## What is expected
Quote each record exactly, please, leaving none out.

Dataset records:
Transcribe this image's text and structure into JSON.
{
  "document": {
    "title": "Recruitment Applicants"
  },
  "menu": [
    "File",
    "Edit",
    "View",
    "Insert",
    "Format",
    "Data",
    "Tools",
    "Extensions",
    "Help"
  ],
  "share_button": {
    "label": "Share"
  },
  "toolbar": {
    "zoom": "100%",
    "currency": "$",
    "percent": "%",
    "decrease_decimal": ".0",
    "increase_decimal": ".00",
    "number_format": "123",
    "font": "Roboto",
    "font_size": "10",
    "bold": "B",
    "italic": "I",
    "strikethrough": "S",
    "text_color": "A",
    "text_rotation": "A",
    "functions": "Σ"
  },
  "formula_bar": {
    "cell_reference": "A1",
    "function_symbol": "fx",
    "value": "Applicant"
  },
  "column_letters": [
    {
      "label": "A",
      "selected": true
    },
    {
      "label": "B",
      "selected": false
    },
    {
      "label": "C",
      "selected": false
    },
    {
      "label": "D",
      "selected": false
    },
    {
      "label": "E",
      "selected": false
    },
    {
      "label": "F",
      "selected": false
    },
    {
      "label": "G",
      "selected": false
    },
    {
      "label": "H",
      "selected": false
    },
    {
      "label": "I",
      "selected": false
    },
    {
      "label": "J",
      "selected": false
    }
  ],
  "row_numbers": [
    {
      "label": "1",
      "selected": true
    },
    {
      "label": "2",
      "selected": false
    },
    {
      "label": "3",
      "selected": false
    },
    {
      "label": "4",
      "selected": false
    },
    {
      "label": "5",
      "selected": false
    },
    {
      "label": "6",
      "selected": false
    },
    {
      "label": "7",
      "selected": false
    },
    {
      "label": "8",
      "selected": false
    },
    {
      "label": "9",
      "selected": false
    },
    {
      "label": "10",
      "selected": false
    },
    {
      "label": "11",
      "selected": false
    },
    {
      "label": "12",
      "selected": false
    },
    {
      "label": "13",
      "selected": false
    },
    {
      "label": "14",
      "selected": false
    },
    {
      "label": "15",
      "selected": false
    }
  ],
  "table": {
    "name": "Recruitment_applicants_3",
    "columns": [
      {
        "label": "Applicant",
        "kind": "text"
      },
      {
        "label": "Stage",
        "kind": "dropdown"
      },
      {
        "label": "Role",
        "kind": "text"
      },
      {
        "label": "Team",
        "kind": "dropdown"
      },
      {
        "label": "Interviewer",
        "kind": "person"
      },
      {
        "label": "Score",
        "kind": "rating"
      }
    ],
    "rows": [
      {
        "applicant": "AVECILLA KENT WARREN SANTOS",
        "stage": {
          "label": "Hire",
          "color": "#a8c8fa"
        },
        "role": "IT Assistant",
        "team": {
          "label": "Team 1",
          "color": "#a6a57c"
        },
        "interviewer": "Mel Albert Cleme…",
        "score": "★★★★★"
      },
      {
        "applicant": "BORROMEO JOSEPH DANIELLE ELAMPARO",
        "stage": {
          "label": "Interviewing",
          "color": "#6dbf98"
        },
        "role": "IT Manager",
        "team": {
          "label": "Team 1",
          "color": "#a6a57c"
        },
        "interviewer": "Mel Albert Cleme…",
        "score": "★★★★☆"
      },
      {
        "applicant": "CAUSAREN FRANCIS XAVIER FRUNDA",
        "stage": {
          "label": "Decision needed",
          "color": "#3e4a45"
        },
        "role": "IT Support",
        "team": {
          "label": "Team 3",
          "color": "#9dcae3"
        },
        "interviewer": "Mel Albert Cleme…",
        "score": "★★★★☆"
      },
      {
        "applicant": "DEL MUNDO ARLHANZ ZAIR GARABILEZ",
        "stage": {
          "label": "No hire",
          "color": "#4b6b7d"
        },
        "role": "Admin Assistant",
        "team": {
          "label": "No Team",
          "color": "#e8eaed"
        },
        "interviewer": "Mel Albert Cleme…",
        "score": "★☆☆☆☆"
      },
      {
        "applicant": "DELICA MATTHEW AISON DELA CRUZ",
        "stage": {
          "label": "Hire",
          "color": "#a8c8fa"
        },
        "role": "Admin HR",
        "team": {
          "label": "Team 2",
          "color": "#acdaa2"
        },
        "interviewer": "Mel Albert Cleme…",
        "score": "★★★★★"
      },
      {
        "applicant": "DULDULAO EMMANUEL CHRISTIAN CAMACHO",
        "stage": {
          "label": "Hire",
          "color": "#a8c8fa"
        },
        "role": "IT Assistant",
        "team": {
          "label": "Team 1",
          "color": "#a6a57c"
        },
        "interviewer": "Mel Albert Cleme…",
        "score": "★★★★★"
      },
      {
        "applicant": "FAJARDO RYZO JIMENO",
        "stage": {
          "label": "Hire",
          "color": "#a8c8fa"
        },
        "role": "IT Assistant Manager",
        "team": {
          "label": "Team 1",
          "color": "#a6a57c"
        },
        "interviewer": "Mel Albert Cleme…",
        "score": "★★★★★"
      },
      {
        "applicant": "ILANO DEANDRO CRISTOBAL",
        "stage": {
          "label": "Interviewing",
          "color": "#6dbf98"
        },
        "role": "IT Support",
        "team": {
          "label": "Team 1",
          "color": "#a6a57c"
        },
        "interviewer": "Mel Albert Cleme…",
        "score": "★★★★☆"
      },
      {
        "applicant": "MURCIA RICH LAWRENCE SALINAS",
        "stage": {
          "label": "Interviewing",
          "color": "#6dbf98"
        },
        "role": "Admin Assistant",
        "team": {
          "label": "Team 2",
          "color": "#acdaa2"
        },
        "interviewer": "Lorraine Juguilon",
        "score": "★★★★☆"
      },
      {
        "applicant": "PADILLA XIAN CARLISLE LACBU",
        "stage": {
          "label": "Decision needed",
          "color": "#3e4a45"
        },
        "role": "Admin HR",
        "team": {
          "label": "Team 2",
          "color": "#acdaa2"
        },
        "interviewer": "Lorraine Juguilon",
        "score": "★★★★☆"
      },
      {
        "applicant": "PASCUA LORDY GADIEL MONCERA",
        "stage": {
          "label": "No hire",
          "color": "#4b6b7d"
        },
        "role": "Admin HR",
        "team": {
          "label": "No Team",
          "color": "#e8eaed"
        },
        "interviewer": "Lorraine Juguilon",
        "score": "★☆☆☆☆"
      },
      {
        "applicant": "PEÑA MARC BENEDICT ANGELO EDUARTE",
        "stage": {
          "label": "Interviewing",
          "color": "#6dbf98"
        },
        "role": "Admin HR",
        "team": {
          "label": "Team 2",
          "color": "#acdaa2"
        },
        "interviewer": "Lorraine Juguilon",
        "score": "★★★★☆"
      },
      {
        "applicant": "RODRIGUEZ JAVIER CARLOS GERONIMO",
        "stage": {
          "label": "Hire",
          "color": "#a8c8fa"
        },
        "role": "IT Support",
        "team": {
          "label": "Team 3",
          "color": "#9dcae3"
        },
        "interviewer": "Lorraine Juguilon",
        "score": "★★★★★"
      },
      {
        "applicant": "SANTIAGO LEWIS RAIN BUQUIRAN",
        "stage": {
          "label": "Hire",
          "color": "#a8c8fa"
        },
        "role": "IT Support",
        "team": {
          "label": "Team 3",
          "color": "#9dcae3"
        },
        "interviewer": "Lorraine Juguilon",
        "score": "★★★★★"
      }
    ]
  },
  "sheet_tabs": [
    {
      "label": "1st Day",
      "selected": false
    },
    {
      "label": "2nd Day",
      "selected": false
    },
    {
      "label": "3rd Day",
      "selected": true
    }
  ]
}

## Task response
Transcribe this image's text and structure into JSON.
{
  "document": {
    "title": "Recruitment Applicants"
  },
  "menu": [
    "File",
    "Edit",
    "View",
    "Insert",
    "Format",
    "Data",
    "Tools",
    "Extensions",
    "Help"
  ],
  "share_button": {
    "label": "Share"
  },
  "toolbar": {
    "zoom": "100%",
    "currency": "$",
    "percent": "%",
    "decrease_decimal": ".0",
    "increase_decimal": ".00",
    "number_format": "123",
    "font": "Roboto",
    "font_size": "10",
    "bold": "B",
    "italic": "I",
    "strikethrough": "S",
    "text_color": "A",
    "text_rotation": "A",
    "functions": "Σ"
  },
  "formula_bar": {
    "cell_reference": "A1",
    "function_symbol": "fx",
    "value": "Applicant"
  },
  "column_letters": [
    {
      "label": "A",
      "selected": true
    },
    {
      "label": "B",
      "selected": false
    },
    {
      "label": "C",
      "selected": false
    },
    {
      "label": "D",
      "selected": false
    },
    {
      "label": "E",
      "selected": false
    },
    {
      "label": "F",
      "selected": false
    },
    {
      "label": "G",
      "selected": false
    },
    {
      "label": "H",
      "selected": false
    },
    {
      "label": "I",
      "selected": false
    },
    {
      "label": "J",
      "selected": false
    }
  ],
  "row_numbers": [
    {
      "label": "1",
      "selected": true
    },
    {
      "label": "2",
      "selected": false
    },
    {
      "label": "3",
      "selected": false
    },
    {
      "label": "4",
      "selected": false
    },
    {
      "label": "5",
      "selected": false
    },
    {
      "label": "6",
      "selected": false
    },
    {
      "label": "7",
      "selected": false
    },
    {
      "label": "8",
      "selected": false
    },
    {
      "label": "9",
      "selected": false
    },
    {
      "label": "10",
      "selected": false
    },
    {
      "label": "11",
      "selected": false
    },
    {
      "label": "12",
      "selected": false
    },
    {
      "label": "13",
      "selected": false
    },
    {
      "label": "14",
      "selected": false
    },
    {
      "label": "15",
      "selected": false
    }
  ],
  "table": {
    "name": "Recruitment_applicants_3",
    "columns": [
      {
        "label": "Applicant",
        "kind": "text"
      },
      {
        "label": "Stage",
        "kind": "dropdown"
      },
      {
        "label": "Role",
        "kind": "text"
      },
      {
        "label": "Team",
        "kind": "dropdown"
      },
      {
        "label": "Interviewer",
        "kind": "person"
      },
      {
        "label": "Score",
        "kind": "rating"
      }
    ],
    "rows": [
      {
        "applicant": "AVECILLA KENT WARREN SANTOS",
        "stage": {
          "label": "Hire",
          "color": "#a8c8fa"
        },
        "role": "IT Assistant",
        "team": {
          "label": "Team 1",
          "color": "#a6a57c"
        },
        "interviewer": "Mel Albert Cleme…",
        "score": "★★★★★"
      },
      {
        "applicant": "BORROMEO JOSEPH DANIELLE ELAMPARO",
        "stage": {
          "label": "Interviewing",
          "color": "#6dbf98"
        },
        "role": "IT Manager",
        "team": {
          "label": "Team 1",
          "color": "#a6a57c"
        },
        "interviewer": "Mel Albert Cleme…",
        "score": "★★★★☆"
      },
      {
        "applicant": "CAUSAREN FRANCIS XAVIER FRUNDA",
        "stage": {
          "label": "Decision needed",
          "color": "#3e4a45"
        },
        "role": "IT Support",
        "team": {
          "label": "Team 3",
          "color": "#9dcae3"
        },
        "interviewer": "Mel Albert Cleme…",
        "score": "★★★★☆"
      },
      {
        "applicant": "DEL MUNDO ARLHANZ ZAIR GARABILEZ",
        "stage": {
          "label": "No hire",
          "color": "#4b6b7d"
        },
        "role": "Admin Assistant",
        "team": {
          "label": "No Team",
          "color": "#e8eaed"
        },
        "interviewer": "Mel Albert Cleme…",
        "score": "★☆☆☆☆"
      },
      {
        "applicant": "DELICA MATTHEW AISON DELA CRUZ",
        "stage": {
          "label": "Hire",
          "color": "#a8c8fa"
        },
        "role": "Admin HR",
        "team": {
          "label": "Team 2",
          "color": "#acdaa2"
        },
        "interviewer": "Mel Albert Cleme…",
        "score": "★★★★★"
      },
      {
        "applicant": "DULDULAO EMMANUEL CHRISTIAN CAMACHO",
        "stage": {
          "label": "Hire",
          "color": "#a8c8fa"
        },
        "role": "IT Assistant",
        "team": {
          "label": "Team 1",
          "color": "#a6a57c"
        },
        "interviewer": "Mel Albert Cleme…",
        "score": "★★★★★"
      },
      {
        "applicant": "FAJARDO RYZO JIMENO",
        "stage": {
          "label": "Hire",
          "color": "#a8c8fa"
        },
        "role": "IT Assistant Manager",
        "team": {
          "label": "Team 1",
          "color": "#a6a57c"
        },
        "interviewer": "Mel Albert Cleme…",
        "score": "★★★★★"
      },
      {
        "applicant": "ILANO DEANDRO CRISTOBAL",
        "stage": {
          "label": "Interviewing",
          "color": "#6dbf98"
        },
        "role": "IT Support",
        "team": {
          "label": "Team 1",
          "color": "#a6a57c"
        },
        "interviewer": "Mel Albert Cleme…",
        "score": "★★★★☆"
      },
      {
        "applicant": "MURCIA RICH LAWRENCE SALINAS",
        "stage": {
          "label": "Interviewing",
          "color": "#6dbf98"
        },
        "role": "Admin Assistant",
        "team": {
          "label": "Team 2",
          "color": "#acdaa2"
        },
        "interviewer": "Lorraine Juguilon",
        "score": "★★★★☆"
      },
      {
        "applicant": "PADILLA XIAN CARLISLE LACBU",
        "stage": {
          "label": "Decision needed",
          "color": "#3e4a45"
        },
        "role": "Admin HR",
        "team": {
          "label": "Team 2",
          "color": "#acdaa2"
        },
        "interviewer": "Lorraine Juguilon",
        "score": "★★★★☆"
      },
      {
        "applicant": "PASCUA LORDY GADIEL MONCERA",
        "stage": {
          "label": "No hire",
          "color": "#4b6b7d"
        },
        "role": "Admin HR",
        "team": {
          "label": "No Team",
          "color": "#e8eaed"
        },
        "interviewer": "Lorraine Juguilon",
        "score": "★☆☆☆☆"
      },
      {
        "applicant": "PEÑA MARC BENEDICT ANGELO EDUARTE",
        "stage": {
          "label": "Interviewing",
          "color": "#6dbf98"
        },
        "role": "Admin HR",
        "team": {
          "label": "Team 2",
          "color": "#acdaa2"
        },
        "interviewer": "Lorraine Juguilon",
        "score": "★★★★☆"
      },
      {
        "applicant": "RODRIGUEZ JAVIER CARLOS GERONIMO",
        "stage": {
          "label": "Hire",
          "color": "#a8c8fa"
        },
        "role": "IT Support",
        "team": {
          "label": "Team 3",
          "color": "#9dcae3"
        },
        "interviewer": "Lorraine Juguilon",
        "score": "★★★★★"
      },
      {
        "applicant": "SANTIAGO LEWIS RAIN BUQUIRAN",
        "stage": {
          "label": "Hire",
          "color": "#a8c8fa"
        },
        "role": "IT Support",
        "team": {
          "label": "Team 3",
          "color": "#9dcae3"
        },
        "interviewer": "Lorraine Juguilon",
        "score": "★★★★★"
      }
    ]
  },
  "sheet_tabs": [
    {
      "label": "1st Day",
      "selected": false
    },
    {
      "label": "2nd Day",
      "selected": false
    },
    {
      "label": "3rd Day",
      "selected": true
    }
  ]
}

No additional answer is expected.